TASK MATERIAL:
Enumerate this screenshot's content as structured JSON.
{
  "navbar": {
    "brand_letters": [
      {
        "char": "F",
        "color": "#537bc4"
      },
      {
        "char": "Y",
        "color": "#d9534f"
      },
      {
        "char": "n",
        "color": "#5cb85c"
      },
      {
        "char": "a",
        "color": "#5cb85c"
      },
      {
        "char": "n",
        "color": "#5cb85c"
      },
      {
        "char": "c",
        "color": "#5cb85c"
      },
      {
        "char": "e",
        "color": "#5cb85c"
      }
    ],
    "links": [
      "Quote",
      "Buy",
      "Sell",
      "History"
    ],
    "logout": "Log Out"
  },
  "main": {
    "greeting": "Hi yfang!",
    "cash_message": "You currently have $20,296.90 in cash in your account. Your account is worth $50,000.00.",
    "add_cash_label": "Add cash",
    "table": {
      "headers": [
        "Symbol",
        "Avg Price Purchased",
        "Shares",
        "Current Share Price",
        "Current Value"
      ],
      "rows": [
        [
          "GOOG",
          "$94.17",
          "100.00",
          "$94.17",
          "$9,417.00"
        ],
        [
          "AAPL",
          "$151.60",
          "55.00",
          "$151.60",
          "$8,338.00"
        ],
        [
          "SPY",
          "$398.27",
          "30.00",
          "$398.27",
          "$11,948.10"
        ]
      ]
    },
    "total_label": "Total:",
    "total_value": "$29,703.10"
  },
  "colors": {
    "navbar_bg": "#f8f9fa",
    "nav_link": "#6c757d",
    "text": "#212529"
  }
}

GIVEN EXERCISE: Every line above that contains the word "char" should be reported.

SOLUTION FOR THIS EXERCISE:
        "char": "F",
        "char": "Y",
        "char": "n",
        "char": "a",
        "char": "n",
        "char": "c",
        "char": "e",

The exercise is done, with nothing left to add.